* BEGIN MATERIAL SUPPLIED *

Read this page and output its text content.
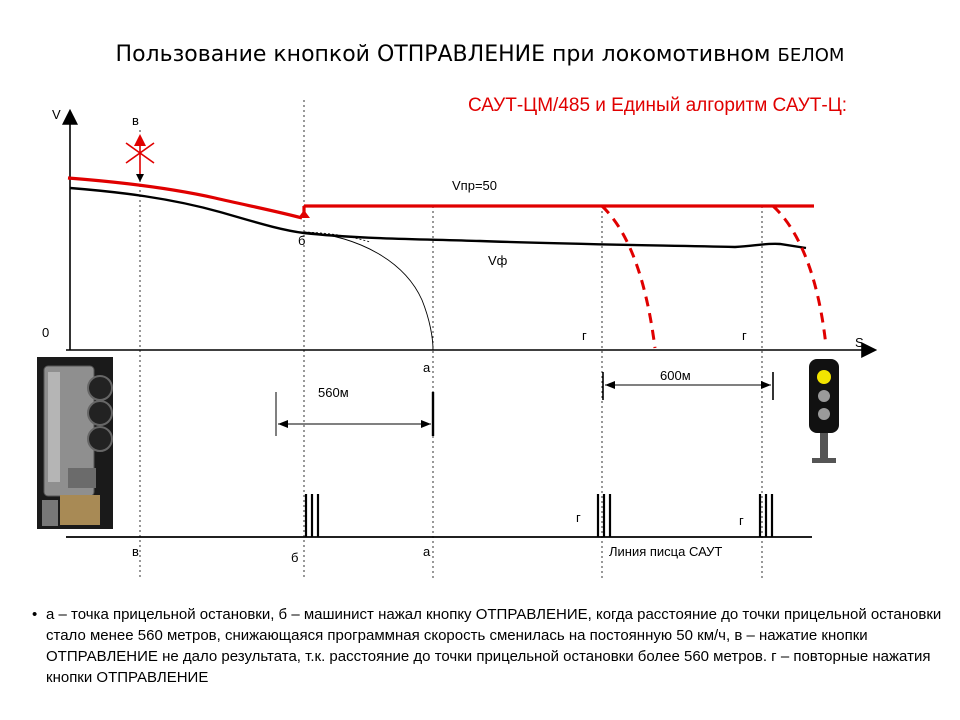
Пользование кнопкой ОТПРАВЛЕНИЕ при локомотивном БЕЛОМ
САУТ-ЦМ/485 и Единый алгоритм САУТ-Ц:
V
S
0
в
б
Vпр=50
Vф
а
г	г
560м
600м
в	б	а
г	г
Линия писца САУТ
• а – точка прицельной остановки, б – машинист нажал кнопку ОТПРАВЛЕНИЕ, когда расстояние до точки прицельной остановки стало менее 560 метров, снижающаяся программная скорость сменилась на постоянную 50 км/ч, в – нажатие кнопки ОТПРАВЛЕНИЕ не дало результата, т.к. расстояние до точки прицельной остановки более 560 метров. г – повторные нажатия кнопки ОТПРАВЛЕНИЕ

* END MATERIAL SUPPLIED *

Leave the pictures out, and transcribe each of the records exactly.

THE SOLUTION:
Read this page and output its text content.
Пользование кнопкой ОТПРАВЛЕНИЕ при локомотивном БЕЛОМ
САУТ-ЦМ/485 и Единый алгоритм САУТ-Ц:
V
S
0
в
б
Vпр=50
Vф
а
г	г
560м
600м
в	б	а
г	г
Линия писца САУТ
• а – точка прицельной остановки, б – машинист нажал кнопку ОТПРАВЛЕНИЕ, когда расстояние до точки прицельной остановки стало менее 560 метров, снижающаяся программная скорость сменилась на постоянную 50 км/ч, в – нажатие кнопки ОТПРАВЛЕНИЕ не дало результата, т.к. расстояние до точки прицельной остановки более 560 метров. г – повторные нажатия кнопки ОТПРАВЛЕНИЕ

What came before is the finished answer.